• **Dataset extract**:
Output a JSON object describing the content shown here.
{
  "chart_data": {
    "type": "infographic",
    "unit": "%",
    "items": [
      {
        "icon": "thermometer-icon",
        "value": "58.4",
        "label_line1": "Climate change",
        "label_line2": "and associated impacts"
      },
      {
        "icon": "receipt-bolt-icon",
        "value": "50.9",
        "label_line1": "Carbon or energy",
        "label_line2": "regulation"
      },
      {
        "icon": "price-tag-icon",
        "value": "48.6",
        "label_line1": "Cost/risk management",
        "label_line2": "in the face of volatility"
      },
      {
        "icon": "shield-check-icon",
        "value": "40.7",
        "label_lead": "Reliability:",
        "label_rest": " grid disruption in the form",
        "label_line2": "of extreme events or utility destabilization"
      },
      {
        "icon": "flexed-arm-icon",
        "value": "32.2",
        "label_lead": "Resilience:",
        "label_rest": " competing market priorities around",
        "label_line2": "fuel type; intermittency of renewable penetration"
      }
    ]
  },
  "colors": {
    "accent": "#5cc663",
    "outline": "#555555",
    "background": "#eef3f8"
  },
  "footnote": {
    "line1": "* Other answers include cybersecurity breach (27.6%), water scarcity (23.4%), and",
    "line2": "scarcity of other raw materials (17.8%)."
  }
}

• **To do**: Each record above should be repeated exactly as it appears.

• **Solution to this task**:
Output a JSON object describing the content shown here.
{
  "chart_data": {
    "type": "infographic",
    "unit": "%",
    "items": [
      {
        "icon": "thermometer-icon",
        "value": "58.4",
        "label_line1": "Climate change",
        "label_line2": "and associated impacts"
      },
      {
        "icon": "receipt-bolt-icon",
        "value": "50.9",
        "label_line1": "Carbon or energy",
        "label_line2": "regulation"
      },
      {
        "icon": "price-tag-icon",
        "value": "48.6",
        "label_line1": "Cost/risk management",
        "label_line2": "in the face of volatility"
      },
      {
        "icon": "shield-check-icon",
        "value": "40.7",
        "label_lead": "Reliability:",
        "label_rest": " grid disruption in the form",
        "label_line2": "of extreme events or utility destabilization"
      },
      {
        "icon": "flexed-arm-icon",
        "value": "32.2",
        "label_lead": "Resilience:",
        "label_rest": " competing market priorities around",
        "label_line2": "fuel type; intermittency of renewable penetration"
      }
    ]
  },
  "colors": {
    "accent": "#5cc663",
    "outline": "#555555",
    "background": "#eef3f8"
  },
  "footnote": {
    "line1": "* Other answers include cybersecurity breach (27.6%), water scarcity (23.4%), and",
    "line2": "scarcity of other raw materials (17.8%)."
  }
}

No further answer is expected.